**Exercise objective:** Search the material for the string "successful", then report how many lines hold it, with no other text.

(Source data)
################
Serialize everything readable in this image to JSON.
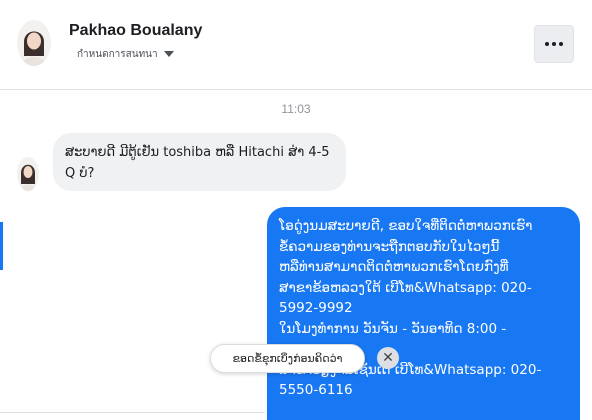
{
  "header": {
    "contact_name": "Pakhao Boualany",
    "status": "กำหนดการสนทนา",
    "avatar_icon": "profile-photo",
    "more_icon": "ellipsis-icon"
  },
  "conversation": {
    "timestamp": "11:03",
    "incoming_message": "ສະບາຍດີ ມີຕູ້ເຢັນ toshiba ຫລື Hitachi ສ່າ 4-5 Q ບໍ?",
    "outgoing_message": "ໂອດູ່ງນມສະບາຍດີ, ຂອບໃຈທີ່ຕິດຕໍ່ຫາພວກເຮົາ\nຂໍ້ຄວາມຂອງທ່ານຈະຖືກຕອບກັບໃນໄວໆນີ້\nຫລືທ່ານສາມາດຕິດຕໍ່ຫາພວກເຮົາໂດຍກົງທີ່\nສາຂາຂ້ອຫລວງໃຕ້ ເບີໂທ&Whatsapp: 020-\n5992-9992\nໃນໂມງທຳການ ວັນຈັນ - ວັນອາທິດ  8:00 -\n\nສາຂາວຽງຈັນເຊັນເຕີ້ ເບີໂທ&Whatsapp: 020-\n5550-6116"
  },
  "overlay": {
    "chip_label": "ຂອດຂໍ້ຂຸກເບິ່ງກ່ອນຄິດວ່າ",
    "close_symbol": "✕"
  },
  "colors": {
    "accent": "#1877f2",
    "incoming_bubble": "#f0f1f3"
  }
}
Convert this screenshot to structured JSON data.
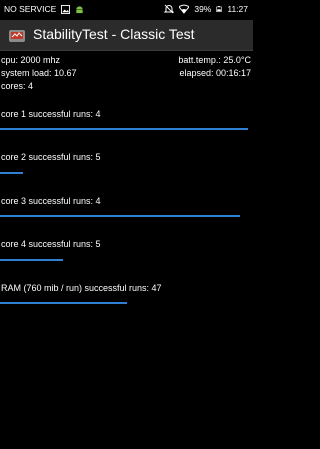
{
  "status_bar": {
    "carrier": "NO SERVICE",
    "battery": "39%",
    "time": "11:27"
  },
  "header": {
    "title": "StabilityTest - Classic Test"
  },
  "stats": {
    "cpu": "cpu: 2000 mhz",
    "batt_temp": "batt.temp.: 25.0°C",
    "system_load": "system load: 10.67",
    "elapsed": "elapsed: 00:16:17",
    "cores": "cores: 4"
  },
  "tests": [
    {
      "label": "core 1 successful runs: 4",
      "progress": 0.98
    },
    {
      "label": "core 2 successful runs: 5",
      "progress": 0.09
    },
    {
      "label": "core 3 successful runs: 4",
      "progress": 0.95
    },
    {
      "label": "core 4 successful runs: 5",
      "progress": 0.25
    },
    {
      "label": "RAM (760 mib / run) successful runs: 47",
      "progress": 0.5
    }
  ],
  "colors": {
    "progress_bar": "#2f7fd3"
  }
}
################
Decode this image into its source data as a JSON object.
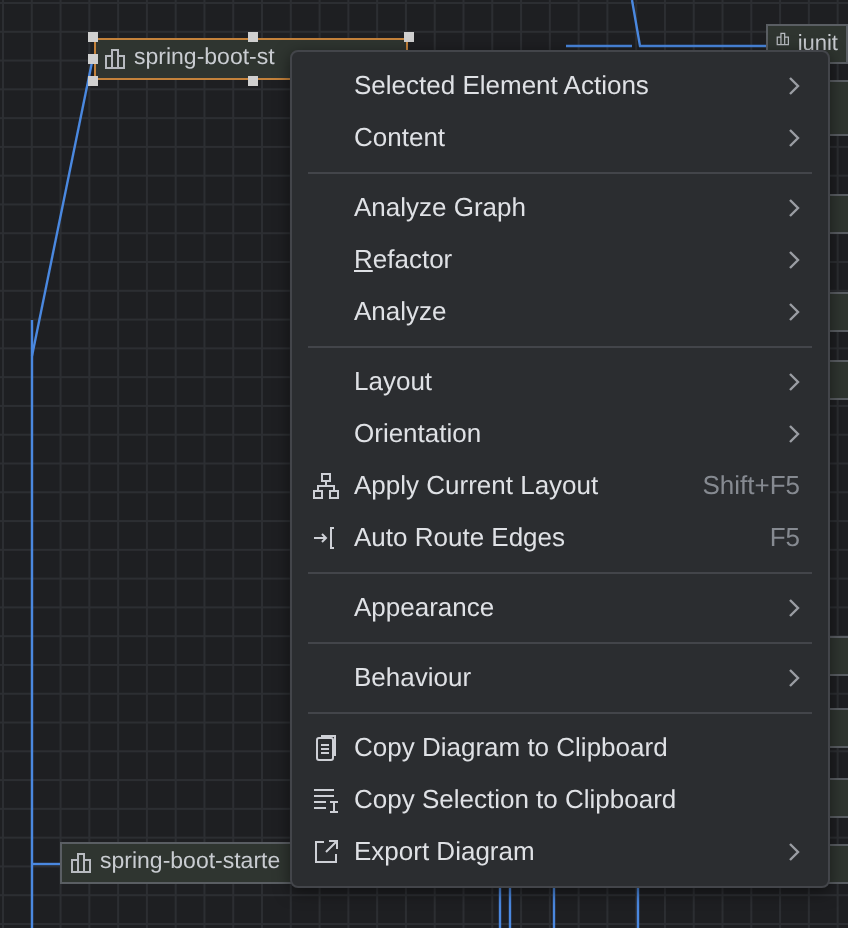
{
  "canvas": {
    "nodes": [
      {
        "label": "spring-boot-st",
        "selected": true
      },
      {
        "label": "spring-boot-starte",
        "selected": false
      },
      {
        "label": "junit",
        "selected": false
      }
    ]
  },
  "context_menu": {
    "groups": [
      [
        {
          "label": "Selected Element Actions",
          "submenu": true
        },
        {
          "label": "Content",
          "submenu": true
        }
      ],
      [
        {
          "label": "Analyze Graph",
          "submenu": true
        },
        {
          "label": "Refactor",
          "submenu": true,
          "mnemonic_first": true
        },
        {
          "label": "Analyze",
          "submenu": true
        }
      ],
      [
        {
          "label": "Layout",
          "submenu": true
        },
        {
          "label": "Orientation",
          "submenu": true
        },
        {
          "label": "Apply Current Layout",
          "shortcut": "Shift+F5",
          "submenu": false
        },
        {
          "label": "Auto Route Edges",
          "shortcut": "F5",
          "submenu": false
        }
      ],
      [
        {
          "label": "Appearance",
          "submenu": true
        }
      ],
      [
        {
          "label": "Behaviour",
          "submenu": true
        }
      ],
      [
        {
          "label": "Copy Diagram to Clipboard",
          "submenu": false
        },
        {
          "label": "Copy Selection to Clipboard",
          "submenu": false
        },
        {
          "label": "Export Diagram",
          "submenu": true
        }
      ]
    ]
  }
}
################
**Exercise response:** 5